Your answer is a single number: the count of lines that contain the string "indrawatimun".
--- BEGIN Information shown ---
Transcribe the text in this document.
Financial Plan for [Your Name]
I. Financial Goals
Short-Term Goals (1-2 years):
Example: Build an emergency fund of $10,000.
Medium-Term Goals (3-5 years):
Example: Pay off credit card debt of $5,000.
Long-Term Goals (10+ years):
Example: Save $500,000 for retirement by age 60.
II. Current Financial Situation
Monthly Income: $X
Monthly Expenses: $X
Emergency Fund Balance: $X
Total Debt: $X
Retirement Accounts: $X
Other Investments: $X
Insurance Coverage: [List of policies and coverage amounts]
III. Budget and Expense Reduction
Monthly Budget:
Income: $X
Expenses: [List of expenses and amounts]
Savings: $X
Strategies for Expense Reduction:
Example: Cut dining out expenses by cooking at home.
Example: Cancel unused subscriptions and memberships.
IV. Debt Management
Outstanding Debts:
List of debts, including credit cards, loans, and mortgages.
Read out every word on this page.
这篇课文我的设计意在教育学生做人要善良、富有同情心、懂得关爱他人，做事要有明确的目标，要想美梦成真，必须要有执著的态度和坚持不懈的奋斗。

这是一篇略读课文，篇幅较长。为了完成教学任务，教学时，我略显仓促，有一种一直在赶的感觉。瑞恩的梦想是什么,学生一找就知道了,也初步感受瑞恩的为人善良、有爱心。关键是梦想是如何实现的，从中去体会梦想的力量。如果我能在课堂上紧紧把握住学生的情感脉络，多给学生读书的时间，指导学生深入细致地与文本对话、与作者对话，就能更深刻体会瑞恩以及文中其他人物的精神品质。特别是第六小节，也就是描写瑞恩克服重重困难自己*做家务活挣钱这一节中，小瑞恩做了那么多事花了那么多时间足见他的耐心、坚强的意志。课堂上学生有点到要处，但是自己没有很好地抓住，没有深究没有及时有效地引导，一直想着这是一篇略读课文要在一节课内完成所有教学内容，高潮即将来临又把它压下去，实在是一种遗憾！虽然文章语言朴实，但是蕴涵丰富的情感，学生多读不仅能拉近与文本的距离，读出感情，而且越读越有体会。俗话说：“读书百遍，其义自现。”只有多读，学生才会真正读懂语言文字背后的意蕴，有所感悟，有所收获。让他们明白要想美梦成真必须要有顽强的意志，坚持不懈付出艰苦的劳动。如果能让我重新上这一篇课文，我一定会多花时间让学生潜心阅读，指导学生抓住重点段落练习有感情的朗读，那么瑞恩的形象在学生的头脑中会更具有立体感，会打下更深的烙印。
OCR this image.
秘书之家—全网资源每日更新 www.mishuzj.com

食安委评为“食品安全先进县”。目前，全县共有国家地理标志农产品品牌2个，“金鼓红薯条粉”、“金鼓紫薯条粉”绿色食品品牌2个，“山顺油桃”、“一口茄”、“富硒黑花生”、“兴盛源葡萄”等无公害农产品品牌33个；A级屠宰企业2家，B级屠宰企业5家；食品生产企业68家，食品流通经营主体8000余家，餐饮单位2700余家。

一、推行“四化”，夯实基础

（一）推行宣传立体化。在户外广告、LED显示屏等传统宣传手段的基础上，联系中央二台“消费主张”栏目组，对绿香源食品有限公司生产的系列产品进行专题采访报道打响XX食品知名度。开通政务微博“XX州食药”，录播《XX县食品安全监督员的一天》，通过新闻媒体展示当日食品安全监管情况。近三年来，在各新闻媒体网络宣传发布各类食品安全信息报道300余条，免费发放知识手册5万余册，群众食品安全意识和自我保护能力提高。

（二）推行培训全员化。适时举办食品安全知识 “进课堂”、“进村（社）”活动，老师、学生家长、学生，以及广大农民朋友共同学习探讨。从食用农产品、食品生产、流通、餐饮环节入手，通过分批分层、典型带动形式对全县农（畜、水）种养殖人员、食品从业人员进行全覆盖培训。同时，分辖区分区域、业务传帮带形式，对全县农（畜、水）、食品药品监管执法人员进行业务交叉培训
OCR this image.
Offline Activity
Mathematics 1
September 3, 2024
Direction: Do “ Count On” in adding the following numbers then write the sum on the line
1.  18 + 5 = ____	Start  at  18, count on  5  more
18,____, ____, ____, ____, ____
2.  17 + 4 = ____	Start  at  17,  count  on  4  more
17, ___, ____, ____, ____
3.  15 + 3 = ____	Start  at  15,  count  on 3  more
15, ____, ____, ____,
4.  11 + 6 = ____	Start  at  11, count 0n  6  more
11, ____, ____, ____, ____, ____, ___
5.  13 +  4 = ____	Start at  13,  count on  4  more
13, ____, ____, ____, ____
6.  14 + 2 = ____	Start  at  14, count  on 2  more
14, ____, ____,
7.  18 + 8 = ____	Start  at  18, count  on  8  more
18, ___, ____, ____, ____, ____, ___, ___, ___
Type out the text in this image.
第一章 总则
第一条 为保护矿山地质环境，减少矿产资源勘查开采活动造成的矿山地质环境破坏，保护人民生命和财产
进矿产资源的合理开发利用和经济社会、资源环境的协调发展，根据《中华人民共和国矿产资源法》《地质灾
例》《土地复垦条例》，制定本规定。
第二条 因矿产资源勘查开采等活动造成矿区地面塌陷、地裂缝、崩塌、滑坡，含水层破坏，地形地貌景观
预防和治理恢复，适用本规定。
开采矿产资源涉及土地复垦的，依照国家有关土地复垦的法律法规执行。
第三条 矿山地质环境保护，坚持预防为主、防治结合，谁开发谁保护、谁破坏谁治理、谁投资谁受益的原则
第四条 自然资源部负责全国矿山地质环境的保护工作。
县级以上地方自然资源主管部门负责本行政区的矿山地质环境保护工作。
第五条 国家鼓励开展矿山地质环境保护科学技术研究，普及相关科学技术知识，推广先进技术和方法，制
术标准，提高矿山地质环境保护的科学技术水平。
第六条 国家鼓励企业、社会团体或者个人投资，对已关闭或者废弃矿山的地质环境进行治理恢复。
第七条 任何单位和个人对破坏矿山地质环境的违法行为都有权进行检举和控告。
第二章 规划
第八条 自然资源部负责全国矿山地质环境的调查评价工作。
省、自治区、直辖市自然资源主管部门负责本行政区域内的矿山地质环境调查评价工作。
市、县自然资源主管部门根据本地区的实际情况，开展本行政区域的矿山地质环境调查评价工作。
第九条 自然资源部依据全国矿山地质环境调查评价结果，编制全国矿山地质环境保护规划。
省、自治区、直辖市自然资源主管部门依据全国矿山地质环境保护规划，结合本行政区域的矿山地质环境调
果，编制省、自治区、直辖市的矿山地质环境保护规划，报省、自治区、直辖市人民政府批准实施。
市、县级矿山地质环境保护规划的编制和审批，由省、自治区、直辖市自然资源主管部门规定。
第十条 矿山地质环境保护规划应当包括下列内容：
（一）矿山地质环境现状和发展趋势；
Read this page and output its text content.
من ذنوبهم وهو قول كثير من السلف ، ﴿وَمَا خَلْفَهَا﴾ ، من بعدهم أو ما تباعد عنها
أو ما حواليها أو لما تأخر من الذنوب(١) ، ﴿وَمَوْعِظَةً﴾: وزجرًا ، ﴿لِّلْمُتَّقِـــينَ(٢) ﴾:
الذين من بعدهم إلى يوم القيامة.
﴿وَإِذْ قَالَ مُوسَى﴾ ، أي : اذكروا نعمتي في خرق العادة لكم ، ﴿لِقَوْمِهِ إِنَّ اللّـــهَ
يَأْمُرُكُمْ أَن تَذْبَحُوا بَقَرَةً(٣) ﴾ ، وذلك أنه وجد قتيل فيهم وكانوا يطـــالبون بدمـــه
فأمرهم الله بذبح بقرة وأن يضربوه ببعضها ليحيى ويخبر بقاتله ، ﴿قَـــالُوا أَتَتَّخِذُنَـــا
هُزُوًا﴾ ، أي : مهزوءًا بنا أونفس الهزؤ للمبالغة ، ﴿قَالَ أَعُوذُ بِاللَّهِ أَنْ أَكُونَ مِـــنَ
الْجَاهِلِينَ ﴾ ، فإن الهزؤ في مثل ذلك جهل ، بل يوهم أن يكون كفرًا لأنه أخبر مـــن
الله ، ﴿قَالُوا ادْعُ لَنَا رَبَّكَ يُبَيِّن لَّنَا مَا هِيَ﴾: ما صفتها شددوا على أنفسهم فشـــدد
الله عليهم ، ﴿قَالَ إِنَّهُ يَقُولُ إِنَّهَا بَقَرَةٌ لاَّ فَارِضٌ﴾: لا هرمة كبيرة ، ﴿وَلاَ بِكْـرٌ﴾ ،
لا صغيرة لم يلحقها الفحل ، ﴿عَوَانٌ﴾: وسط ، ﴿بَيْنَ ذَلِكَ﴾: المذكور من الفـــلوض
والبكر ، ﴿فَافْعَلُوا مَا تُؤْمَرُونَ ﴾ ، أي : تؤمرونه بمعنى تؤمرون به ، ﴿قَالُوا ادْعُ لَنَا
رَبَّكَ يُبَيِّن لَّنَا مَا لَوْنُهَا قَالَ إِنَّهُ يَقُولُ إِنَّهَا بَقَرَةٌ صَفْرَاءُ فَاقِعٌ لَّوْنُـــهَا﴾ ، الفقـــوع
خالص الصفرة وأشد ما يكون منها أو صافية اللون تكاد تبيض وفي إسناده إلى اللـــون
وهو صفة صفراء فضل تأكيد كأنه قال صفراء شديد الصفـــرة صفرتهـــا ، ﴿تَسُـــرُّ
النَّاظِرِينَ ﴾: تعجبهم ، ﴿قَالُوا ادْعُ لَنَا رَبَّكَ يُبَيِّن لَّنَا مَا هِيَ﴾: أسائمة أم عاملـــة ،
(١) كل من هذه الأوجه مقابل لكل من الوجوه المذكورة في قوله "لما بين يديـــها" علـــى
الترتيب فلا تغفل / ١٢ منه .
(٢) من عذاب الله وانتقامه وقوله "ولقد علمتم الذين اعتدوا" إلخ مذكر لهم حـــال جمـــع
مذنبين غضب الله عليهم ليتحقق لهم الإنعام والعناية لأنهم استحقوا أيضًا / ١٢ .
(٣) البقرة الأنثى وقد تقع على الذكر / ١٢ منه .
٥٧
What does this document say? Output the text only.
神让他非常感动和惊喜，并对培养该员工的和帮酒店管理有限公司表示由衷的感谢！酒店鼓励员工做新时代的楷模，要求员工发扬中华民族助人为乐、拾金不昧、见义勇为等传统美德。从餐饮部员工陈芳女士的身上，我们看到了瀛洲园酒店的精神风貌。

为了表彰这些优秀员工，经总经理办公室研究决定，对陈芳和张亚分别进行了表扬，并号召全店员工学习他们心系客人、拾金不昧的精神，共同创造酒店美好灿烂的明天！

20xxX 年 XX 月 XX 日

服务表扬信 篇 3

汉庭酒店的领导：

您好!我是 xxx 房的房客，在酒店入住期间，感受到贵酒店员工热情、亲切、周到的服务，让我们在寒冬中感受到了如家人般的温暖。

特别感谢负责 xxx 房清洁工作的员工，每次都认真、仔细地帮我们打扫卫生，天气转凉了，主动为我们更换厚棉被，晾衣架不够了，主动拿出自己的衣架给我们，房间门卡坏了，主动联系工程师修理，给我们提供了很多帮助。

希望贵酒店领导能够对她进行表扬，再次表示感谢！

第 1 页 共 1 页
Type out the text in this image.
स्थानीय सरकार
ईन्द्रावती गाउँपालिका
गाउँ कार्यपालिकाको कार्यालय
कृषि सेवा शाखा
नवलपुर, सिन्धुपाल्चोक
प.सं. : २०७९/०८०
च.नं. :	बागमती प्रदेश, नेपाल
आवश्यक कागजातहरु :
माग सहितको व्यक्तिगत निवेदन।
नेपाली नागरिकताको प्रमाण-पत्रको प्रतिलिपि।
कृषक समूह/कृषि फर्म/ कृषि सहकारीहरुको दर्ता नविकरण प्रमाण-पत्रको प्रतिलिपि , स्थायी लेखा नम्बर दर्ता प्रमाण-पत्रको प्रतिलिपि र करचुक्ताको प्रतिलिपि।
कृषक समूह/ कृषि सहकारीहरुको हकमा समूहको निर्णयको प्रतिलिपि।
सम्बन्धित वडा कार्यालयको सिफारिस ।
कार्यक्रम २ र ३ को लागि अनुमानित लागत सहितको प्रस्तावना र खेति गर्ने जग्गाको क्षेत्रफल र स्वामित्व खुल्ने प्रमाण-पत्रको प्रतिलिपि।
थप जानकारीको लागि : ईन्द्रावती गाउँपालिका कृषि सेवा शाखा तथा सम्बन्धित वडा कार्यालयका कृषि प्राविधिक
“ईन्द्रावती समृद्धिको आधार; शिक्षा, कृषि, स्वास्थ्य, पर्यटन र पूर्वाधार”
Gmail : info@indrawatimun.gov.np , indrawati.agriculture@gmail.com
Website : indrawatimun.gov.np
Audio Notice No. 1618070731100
--- END Information shown ---
→ Solved problem: 2